Extracto del documento.
Cuando un día hace ya más de dos años acompañé a un ser querido casi a rastras a la consulta de Maroto, nunca pensé que era yo la que iba a quedarse ahí durante tantos meses. Me dejé caer en aquella casa de El Escorial intentando salvarle la vida a alguien sin saber que dando ese paso me la estaba salvando a mí.
En ese momento yo me creía lo suficientemente fuerte para poder con todo lo que tenía encima, una pareja que me maltrataba y humillaba desde hace años verbalmente e incluso en ocasiones físicamente, una hija adoptada recién llegada a la que no sabía si sería capaz de amar como a mi hija biológica, una historia de amor profunda con un hombre casado que me había devuelto a mí misma pero que nos hacía sufrir a ambos.
Desde bien pequeña he aprendido a manejarme en la indiferencia de una madre que no sabía quererme, de la que nunca recibí ni un solo abrazo ni beso, que me pegaba y dejaba por las noches a veces en el rellano del bloque donde vivíamos para que no le molestara. Cuando un niño crece en la ausencia de amor se convierte en un adulto inseguro que busca ese amor en nuevas relaciones tóxicas de dependencia que nunca llegan a suplir esas carencias. Y también se crea una coraza que le permite luchar contra vientos y mareas pensando que es indestructible. Pero cuando esa coraza se agrieta, cuando tu terapeuta mete el dedo en la llaga el dolor sale de esa herida a borbotones, como cuando se libera agua de una presa, arrasando por donde pasa, sin control. Ese momento es muy doloroso, cuando después de tantos años te topas de frente con todos tus miedos, tus angustias, tus inseguridades que tú guardabas bien dormiditas dentro de ti.

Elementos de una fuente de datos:
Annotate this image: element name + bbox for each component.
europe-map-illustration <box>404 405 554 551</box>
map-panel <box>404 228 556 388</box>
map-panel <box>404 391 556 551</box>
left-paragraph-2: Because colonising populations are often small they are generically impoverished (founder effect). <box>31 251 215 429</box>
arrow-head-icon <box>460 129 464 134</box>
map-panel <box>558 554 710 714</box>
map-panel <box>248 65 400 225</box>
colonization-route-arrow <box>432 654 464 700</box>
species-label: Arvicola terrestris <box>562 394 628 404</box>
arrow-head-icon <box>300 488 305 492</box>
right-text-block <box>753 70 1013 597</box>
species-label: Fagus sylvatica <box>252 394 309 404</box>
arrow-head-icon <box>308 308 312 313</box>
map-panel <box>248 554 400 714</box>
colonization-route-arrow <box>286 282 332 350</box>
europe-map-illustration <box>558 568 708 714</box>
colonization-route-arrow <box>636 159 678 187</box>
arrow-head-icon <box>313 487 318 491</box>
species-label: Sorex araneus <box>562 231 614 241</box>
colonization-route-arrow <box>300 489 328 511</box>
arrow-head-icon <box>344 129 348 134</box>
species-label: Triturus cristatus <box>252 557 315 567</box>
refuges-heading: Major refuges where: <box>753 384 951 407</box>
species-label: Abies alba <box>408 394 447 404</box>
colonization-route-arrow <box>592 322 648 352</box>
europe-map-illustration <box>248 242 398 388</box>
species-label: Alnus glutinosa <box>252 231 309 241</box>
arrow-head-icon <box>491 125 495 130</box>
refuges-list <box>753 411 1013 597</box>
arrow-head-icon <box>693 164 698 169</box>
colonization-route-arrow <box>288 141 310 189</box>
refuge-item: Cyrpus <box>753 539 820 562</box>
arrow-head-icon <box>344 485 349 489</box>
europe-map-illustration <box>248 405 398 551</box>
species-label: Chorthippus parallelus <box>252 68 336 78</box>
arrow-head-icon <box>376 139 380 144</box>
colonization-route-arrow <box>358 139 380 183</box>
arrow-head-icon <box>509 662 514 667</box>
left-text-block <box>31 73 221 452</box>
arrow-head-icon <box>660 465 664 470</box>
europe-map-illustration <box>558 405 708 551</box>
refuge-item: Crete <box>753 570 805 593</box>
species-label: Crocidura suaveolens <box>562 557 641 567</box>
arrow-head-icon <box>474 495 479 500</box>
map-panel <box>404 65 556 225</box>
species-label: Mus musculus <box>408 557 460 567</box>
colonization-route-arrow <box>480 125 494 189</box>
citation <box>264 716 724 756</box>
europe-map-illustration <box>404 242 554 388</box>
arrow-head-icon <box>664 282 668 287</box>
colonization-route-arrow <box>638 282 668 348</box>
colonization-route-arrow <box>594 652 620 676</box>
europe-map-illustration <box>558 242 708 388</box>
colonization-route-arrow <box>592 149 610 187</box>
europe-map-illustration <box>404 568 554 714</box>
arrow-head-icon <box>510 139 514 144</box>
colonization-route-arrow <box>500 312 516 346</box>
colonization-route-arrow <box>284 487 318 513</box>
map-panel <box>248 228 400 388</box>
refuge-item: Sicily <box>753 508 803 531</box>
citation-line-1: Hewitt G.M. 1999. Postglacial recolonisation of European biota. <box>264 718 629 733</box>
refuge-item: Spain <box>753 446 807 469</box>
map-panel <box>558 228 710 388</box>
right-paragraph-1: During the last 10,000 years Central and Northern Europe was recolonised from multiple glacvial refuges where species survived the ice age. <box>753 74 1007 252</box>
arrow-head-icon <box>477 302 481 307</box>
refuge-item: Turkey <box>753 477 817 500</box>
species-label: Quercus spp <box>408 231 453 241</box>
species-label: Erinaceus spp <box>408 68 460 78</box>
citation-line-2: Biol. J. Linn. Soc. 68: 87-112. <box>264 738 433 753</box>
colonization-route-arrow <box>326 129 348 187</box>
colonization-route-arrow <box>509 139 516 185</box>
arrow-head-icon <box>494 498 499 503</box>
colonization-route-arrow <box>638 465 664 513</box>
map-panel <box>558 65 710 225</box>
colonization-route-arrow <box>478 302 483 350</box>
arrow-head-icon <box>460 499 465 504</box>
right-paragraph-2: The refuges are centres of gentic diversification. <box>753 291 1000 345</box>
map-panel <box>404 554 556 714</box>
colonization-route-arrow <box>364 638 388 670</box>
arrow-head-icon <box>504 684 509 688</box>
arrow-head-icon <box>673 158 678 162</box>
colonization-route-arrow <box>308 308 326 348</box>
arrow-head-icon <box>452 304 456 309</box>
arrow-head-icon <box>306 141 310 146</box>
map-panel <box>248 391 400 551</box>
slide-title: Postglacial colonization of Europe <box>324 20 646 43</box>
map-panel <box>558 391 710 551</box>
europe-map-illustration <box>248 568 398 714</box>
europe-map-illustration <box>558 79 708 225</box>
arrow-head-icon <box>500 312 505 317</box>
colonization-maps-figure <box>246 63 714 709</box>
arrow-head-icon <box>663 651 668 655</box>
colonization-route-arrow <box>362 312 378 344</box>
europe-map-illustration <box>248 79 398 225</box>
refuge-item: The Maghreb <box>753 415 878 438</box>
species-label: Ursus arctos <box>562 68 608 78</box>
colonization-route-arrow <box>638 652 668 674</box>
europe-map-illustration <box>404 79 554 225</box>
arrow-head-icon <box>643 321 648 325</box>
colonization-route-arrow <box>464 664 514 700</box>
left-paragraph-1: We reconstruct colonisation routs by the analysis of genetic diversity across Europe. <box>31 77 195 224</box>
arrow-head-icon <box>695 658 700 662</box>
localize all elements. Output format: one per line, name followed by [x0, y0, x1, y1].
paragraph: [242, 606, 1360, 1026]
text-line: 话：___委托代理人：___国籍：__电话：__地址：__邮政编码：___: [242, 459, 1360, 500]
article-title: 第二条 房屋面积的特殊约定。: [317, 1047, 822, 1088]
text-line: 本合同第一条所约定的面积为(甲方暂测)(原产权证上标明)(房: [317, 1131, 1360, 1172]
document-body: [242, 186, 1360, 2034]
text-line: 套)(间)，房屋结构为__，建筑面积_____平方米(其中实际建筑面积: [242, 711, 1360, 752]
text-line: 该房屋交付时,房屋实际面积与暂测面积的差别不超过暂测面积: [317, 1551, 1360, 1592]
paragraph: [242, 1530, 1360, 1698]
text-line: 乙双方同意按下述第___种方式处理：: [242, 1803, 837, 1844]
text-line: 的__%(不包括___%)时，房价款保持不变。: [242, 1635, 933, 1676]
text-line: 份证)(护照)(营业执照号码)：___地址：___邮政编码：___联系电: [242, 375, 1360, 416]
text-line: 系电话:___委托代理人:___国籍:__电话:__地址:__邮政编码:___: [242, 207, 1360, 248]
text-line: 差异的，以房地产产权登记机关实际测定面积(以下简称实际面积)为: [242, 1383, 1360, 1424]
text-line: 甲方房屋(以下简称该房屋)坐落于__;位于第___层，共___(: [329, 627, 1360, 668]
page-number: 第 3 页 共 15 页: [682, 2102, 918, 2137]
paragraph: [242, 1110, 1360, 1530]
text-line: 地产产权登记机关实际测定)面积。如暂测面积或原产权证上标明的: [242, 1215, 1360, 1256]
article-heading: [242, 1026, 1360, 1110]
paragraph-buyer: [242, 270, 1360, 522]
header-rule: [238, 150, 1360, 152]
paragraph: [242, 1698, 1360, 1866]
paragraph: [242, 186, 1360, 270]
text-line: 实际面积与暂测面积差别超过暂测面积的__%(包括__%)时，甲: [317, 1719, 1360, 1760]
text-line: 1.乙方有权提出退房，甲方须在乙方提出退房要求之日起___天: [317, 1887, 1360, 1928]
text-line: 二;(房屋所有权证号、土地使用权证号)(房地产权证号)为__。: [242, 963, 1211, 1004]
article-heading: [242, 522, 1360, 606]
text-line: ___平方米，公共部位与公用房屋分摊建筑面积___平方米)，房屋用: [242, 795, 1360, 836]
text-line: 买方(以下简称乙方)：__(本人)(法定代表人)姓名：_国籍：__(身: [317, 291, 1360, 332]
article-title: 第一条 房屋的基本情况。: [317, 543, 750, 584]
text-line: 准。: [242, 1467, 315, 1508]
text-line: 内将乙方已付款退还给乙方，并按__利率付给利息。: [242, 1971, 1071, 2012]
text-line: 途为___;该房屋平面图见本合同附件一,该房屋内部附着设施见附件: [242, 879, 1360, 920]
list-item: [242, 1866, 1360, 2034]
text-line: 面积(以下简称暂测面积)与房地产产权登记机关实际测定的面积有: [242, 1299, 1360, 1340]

Enunciado.
Responde, por favor, estas preguntas sobre el extracto, cada respuesta en su propia línea:
(a) ¿Hace cuánto tiempo tuvo lugar la primera visita a la consulta de Maroto?
(b) ¿En qué localidad estaba la casa donde se encontraba esa consulta?
(c) ¿Dónde dejaba a veces la madre a su hija por las noches?
Estas filas provienen de otra fuente.

Ejercicio resuelto.
(a) Hace ya más de dos años.
(b) En El Escorial.
(c) En el rellano del bloque donde vivían.